-- start Records shown --

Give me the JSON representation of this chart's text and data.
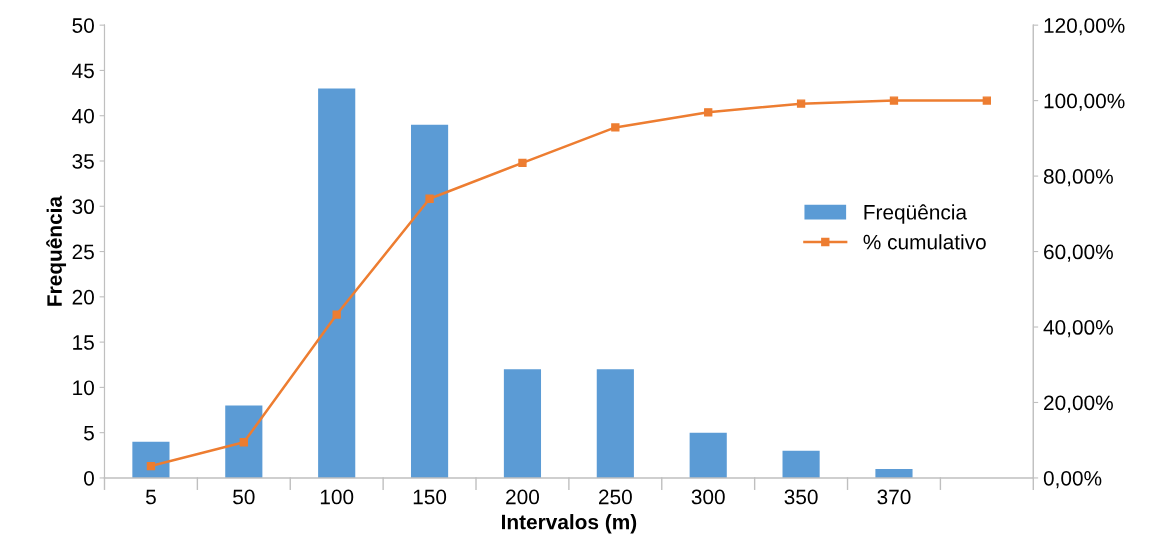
{
  "chart_data": {
    "type": "bar",
    "xlabel": "Intervalos (m)",
    "ylabel": "Frequência",
    "categories": [
      "5",
      "50",
      "100",
      "150",
      "200",
      "250",
      "300",
      "350",
      "370",
      null
    ],
    "series": [
      {
        "name": "Freqüência",
        "color": "#5b9bd5",
        "values": [
          4,
          8,
          43,
          39,
          12,
          12,
          5,
          3,
          1,
          null
        ]
      },
      {
        "name": "% cumulativo",
        "type": "line",
        "axis": "y2",
        "color": "#ed7d31",
        "marker": "square",
        "values": [
          3.15,
          9.45,
          43.3,
          74.0,
          83.5,
          92.9,
          96.9,
          99.2,
          100,
          100
        ]
      }
    ],
    "ylim": [
      0,
      50
    ],
    "yticks": [
      0,
      5,
      10,
      15,
      20,
      25,
      30,
      35,
      40,
      45,
      50
    ],
    "y2lim": [
      0,
      120
    ],
    "y2ticks": [
      {
        "value": 0,
        "label": "0,00%"
      },
      {
        "value": 20,
        "label": "20,00%"
      },
      {
        "value": 40,
        "label": "40,00%"
      },
      {
        "value": 60,
        "label": "60,00%"
      },
      {
        "value": 80,
        "label": "80,00%"
      },
      {
        "value": 100,
        "label": "100,00%"
      },
      {
        "value": 120,
        "label": "120,00%"
      }
    ],
    "grid": false,
    "legend": "right"
  }
}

-- end Records shown --

### Objective
Transcribe every line from the records above without alteration, and leave out the images.

### Complete response
Give me the JSON representation of this chart's text and data.
{
  "chart_data": {
    "type": "bar",
    "xlabel": "Intervalos (m)",
    "ylabel": "Frequência",
    "categories": [
      "5",
      "50",
      "100",
      "150",
      "200",
      "250",
      "300",
      "350",
      "370",
      null
    ],
    "series": [
      {
        "name": "Freqüência",
        "color": "#5b9bd5",
        "values": [
          4,
          8,
          43,
          39,
          12,
          12,
          5,
          3,
          1,
          null
        ]
      },
      {
        "name": "% cumulativo",
        "type": "line",
        "axis": "y2",
        "color": "#ed7d31",
        "marker": "square",
        "values": [
          3.15,
          9.45,
          43.3,
          74.0,
          83.5,
          92.9,
          96.9,
          99.2,
          100,
          100
        ]
      }
    ],
    "ylim": [
      0,
      50
    ],
    "yticks": [
      0,
      5,
      10,
      15,
      20,
      25,
      30,
      35,
      40,
      45,
      50
    ],
    "y2lim": [
      0,
      120
    ],
    "y2ticks": [
      {
        "value": 0,
        "label": "0,00%"
      },
      {
        "value": 20,
        "label": "20,00%"
      },
      {
        "value": 40,
        "label": "40,00%"
      },
      {
        "value": 60,
        "label": "60,00%"
      },
      {
        "value": 80,
        "label": "80,00%"
      },
      {
        "value": 100,
        "label": "100,00%"
      },
      {
        "value": 120,
        "label": "120,00%"
      }
    ],
    "grid": false,
    "legend": "right"
  }
}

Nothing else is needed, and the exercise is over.